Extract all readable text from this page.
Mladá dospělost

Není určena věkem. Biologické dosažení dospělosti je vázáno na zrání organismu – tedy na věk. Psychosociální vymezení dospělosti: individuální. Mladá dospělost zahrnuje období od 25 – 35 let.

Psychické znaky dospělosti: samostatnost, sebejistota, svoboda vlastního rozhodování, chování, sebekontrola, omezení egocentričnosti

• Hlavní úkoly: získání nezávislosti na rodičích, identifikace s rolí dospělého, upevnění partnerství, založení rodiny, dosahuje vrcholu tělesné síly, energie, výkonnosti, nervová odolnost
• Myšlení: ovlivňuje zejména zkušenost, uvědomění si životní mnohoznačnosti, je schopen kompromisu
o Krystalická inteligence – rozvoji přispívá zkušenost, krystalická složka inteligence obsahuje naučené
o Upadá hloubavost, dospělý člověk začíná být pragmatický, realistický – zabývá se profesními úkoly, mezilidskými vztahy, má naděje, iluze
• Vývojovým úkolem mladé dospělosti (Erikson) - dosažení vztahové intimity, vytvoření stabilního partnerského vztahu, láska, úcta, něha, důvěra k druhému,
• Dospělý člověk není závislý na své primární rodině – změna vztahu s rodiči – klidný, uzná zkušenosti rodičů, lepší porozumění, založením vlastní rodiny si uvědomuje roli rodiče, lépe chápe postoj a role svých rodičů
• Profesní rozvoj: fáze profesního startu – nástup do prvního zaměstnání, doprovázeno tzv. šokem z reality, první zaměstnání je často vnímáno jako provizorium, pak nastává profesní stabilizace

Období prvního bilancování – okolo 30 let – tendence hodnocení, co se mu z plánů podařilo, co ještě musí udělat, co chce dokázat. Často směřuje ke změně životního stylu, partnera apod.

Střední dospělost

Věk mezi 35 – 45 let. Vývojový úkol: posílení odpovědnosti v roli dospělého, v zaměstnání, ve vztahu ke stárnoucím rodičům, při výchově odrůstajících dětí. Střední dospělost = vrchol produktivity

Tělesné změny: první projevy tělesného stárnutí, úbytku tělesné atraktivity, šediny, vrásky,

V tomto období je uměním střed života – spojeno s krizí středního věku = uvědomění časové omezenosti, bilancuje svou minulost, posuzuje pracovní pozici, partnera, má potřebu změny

= = = = = = =

What the exercise asks: Repeat the material above in full, quoting it exactly.

Full response:
Extract all readable text from this page.
Mladá dospělost

Není určena věkem. Biologické dosažení dospělosti je vázáno na zrání organismu – tedy na věk. Psychosociální vymezení dospělosti: individuální. Mladá dospělost zahrnuje období od 25 – 35 let.

Psychické znaky dospělosti: samostatnost, sebejistota, svoboda vlastního rozhodování, chování, sebekontrola, omezení egocentričnosti

• Hlavní úkoly: získání nezávislosti na rodičích, identifikace s rolí dospělého, upevnění partnerství, založení rodiny, dosahuje vrcholu tělesné síly, energie, výkonnosti, nervová odolnost
• Myšlení: ovlivňuje zejména zkušenost, uvědomění si životní mnohoznačnosti, je schopen kompromisu
o Krystalická inteligence – rozvoji přispívá zkušenost, krystalická složka inteligence obsahuje naučené
o Upadá hloubavost, dospělý člověk začíná být pragmatický, realistický – zabývá se profesními úkoly, mezilidskými vztahy, má naděje, iluze
• Vývojovým úkolem mladé dospělosti (Erikson) - dosažení vztahové intimity, vytvoření stabilního partnerského vztahu, láska, úcta, něha, důvěra k druhému,
• Dospělý člověk není závislý na své primární rodině – změna vztahu s rodiči – klidný, uzná zkušenosti rodičů, lepší porozumění, založením vlastní rodiny si uvědomuje roli rodiče, lépe chápe postoj a role svých rodičů
• Profesní rozvoj: fáze profesního startu – nástup do prvního zaměstnání, doprovázeno tzv. šokem z reality, první zaměstnání je často vnímáno jako provizorium, pak nastává profesní stabilizace

Období prvního bilancování – okolo 30 let – tendence hodnocení, co se mu z plánů podařilo, co ještě musí udělat, co chce dokázat. Často směřuje ke změně životního stylu, partnera apod.

Střední dospělost

Věk mezi 35 – 45 let. Vývojový úkol: posílení odpovědnosti v roli dospělého, v zaměstnání, ve vztahu ke stárnoucím rodičům, při výchově odrůstajících dětí. Střední dospělost = vrchol produktivity

Tělesné změny: první projevy tělesného stárnutí, úbytku tělesné atraktivity, šediny, vrásky,

V tomto období je uměním střed života – spojeno s krizí středního věku = uvědomění časové omezenosti, bilancuje svou minulost, posuzuje pracovní pozici, partnera, má potřebu změny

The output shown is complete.